Return the number of lines that contain the word "null", and return nothing else.

■ Dataset
------
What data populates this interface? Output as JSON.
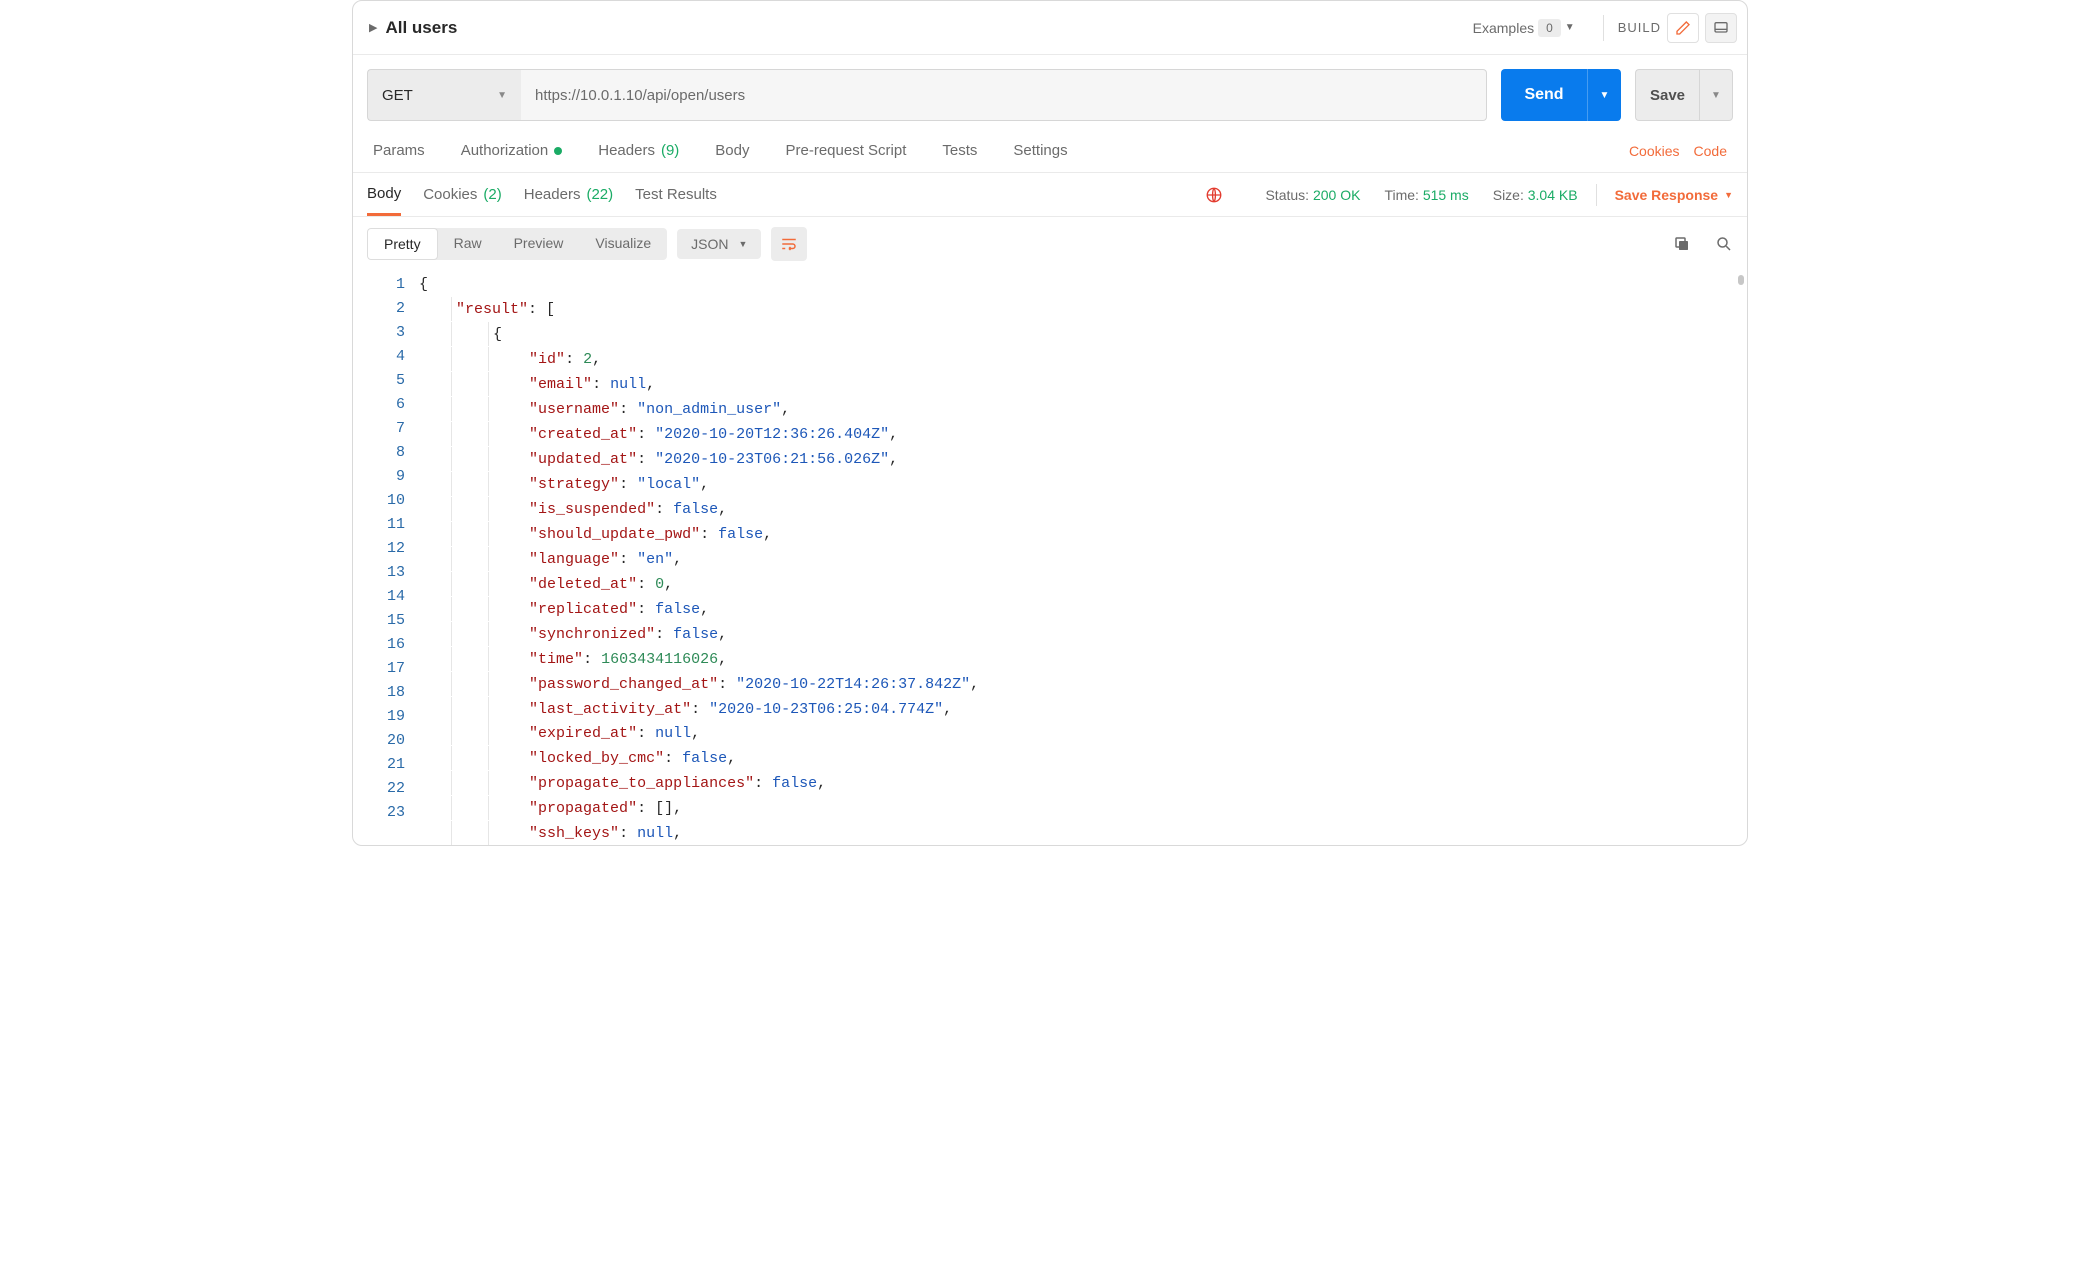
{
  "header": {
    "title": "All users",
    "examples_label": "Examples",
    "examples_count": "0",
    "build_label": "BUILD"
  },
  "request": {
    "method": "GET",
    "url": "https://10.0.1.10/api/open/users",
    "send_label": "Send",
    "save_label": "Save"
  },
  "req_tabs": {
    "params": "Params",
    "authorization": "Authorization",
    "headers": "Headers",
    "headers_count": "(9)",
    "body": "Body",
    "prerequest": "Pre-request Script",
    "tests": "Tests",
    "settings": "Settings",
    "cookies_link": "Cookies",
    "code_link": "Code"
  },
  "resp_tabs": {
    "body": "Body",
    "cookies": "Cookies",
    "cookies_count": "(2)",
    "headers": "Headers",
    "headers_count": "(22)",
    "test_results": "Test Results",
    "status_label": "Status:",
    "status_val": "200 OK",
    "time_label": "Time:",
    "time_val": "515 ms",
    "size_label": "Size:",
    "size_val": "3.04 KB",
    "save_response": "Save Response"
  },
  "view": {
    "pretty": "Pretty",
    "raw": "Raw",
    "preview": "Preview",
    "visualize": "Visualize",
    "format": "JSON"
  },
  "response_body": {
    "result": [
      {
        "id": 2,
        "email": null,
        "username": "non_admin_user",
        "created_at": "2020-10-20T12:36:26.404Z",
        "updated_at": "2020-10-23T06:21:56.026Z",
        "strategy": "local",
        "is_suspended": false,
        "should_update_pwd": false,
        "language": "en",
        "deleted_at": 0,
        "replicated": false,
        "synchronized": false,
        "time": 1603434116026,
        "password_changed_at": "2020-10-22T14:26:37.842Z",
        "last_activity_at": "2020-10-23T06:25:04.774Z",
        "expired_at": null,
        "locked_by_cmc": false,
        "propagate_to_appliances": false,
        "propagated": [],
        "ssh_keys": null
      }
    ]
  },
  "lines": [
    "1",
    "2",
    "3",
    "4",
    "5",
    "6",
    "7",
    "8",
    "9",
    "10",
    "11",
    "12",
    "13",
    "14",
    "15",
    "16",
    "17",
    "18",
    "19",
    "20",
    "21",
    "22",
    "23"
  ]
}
------
■ The completed task
3